Stated problem: Leave out any pictures and transcribe all other data below exactly.

Figure dataset records:

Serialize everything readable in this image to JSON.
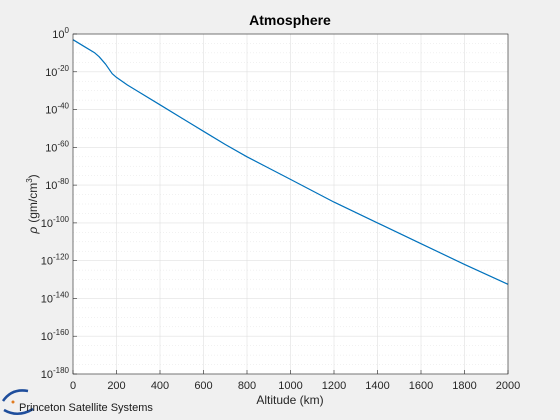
{
  "chart_data": {
    "type": "line",
    "title": "Atmosphere",
    "xlabel": "Altitude (km)",
    "ylabel_symbol": "ρ",
    "ylabel_text": "(gm/cm",
    "ylabel_exp": "3",
    "ylabel_close": ")",
    "xlim": [
      0,
      2000
    ],
    "ylim_log10": [
      -180,
      0
    ],
    "yscale": "log",
    "grid": true,
    "minor_grid": true,
    "x_ticks": [
      "0",
      "200",
      "400",
      "600",
      "800",
      "1000",
      "1200",
      "1400",
      "1600",
      "1800",
      "2000"
    ],
    "y_tick_base": "10",
    "y_tick_exponents": [
      "0",
      "-20",
      "-40",
      "-60",
      "-80",
      "-100",
      "-120",
      "-140",
      "-160",
      "-180"
    ],
    "series": [
      {
        "color": "#0072bd",
        "x": [
          0,
          50,
          100,
          120,
          150,
          180,
          200,
          250,
          300,
          400,
          500,
          600,
          700,
          800,
          900,
          1000,
          1200,
          1400,
          1600,
          1800,
          2000
        ],
        "log10_y": [
          -3,
          -6.5,
          -10,
          -12,
          -16,
          -21,
          -23,
          -27,
          -30.5,
          -37.5,
          -44.5,
          -51.5,
          -58.5,
          -65,
          -71,
          -77,
          -89,
          -100,
          -111,
          -122,
          -132.5
        ]
      }
    ]
  },
  "logo": {
    "text": "Princeton Satellite Systems",
    "color": "#1f4e9c"
  }
}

Exercise output:
Serialize everything readable in this image to JSON.
{
  "chart_data": {
    "type": "line",
    "title": "Atmosphere",
    "xlabel": "Altitude (km)",
    "ylabel_symbol": "ρ",
    "ylabel_text": "(gm/cm",
    "ylabel_exp": "3",
    "ylabel_close": ")",
    "xlim": [
      0,
      2000
    ],
    "ylim_log10": [
      -180,
      0
    ],
    "yscale": "log",
    "grid": true,
    "minor_grid": true,
    "x_ticks": [
      "0",
      "200",
      "400",
      "600",
      "800",
      "1000",
      "1200",
      "1400",
      "1600",
      "1800",
      "2000"
    ],
    "y_tick_base": "10",
    "y_tick_exponents": [
      "0",
      "-20",
      "-40",
      "-60",
      "-80",
      "-100",
      "-120",
      "-140",
      "-160",
      "-180"
    ],
    "series": [
      {
        "color": "#0072bd",
        "x": [
          0,
          50,
          100,
          120,
          150,
          180,
          200,
          250,
          300,
          400,
          500,
          600,
          700,
          800,
          900,
          1000,
          1200,
          1400,
          1600,
          1800,
          2000
        ],
        "log10_y": [
          -3,
          -6.5,
          -10,
          -12,
          -16,
          -21,
          -23,
          -27,
          -30.5,
          -37.5,
          -44.5,
          -51.5,
          -58.5,
          -65,
          -71,
          -77,
          -89,
          -100,
          -111,
          -122,
          -132.5
        ]
      }
    ]
  },
  "logo": {
    "text": "Princeton Satellite Systems",
    "color": "#1f4e9c"
  }
}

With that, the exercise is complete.